▶ [EXERCISE DESCRIPTION]: The material below should be written out in full and exactly; pictures stay out of the copy.

Extracts from a graphics dataset:

>> begin

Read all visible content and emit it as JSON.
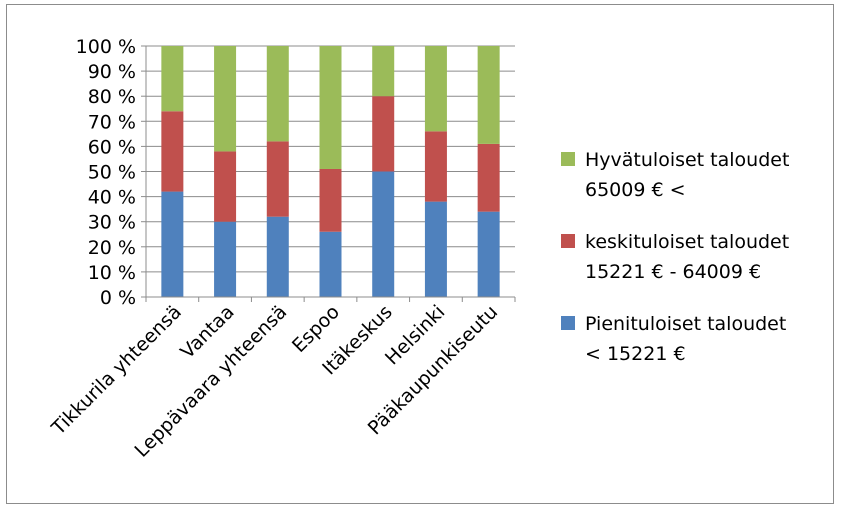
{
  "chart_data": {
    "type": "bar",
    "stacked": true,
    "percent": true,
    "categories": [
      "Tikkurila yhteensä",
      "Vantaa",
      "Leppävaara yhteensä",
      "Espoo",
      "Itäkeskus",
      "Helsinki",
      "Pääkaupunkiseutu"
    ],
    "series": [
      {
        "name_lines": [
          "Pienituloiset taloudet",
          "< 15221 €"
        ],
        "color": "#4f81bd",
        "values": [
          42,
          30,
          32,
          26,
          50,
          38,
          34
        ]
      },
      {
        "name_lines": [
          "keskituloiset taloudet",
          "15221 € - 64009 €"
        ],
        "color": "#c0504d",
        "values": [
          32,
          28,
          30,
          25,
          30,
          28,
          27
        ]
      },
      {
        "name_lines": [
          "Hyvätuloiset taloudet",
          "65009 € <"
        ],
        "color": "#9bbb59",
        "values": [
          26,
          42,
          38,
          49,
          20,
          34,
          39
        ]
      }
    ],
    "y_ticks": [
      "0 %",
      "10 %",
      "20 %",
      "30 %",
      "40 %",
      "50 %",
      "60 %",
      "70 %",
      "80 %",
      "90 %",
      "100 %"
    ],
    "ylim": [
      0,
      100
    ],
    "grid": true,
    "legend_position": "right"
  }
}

>> end

▶ [SOLUTION BELOW]:
Read all visible content and emit it as JSON.
{
  "chart_data": {
    "type": "bar",
    "stacked": true,
    "percent": true,
    "categories": [
      "Tikkurila yhteensä",
      "Vantaa",
      "Leppävaara yhteensä",
      "Espoo",
      "Itäkeskus",
      "Helsinki",
      "Pääkaupunkiseutu"
    ],
    "series": [
      {
        "name_lines": [
          "Pienituloiset taloudet",
          "< 15221 €"
        ],
        "color": "#4f81bd",
        "values": [
          42,
          30,
          32,
          26,
          50,
          38,
          34
        ]
      },
      {
        "name_lines": [
          "keskituloiset taloudet",
          "15221 € - 64009 €"
        ],
        "color": "#c0504d",
        "values": [
          32,
          28,
          30,
          25,
          30,
          28,
          27
        ]
      },
      {
        "name_lines": [
          "Hyvätuloiset taloudet",
          "65009 € <"
        ],
        "color": "#9bbb59",
        "values": [
          26,
          42,
          38,
          49,
          20,
          34,
          39
        ]
      }
    ],
    "y_ticks": [
      "0 %",
      "10 %",
      "20 %",
      "30 %",
      "40 %",
      "50 %",
      "60 %",
      "70 %",
      "80 %",
      "90 %",
      "100 %"
    ],
    "ylim": [
      0,
      100
    ],
    "grid": true,
    "legend_position": "right"
  }
}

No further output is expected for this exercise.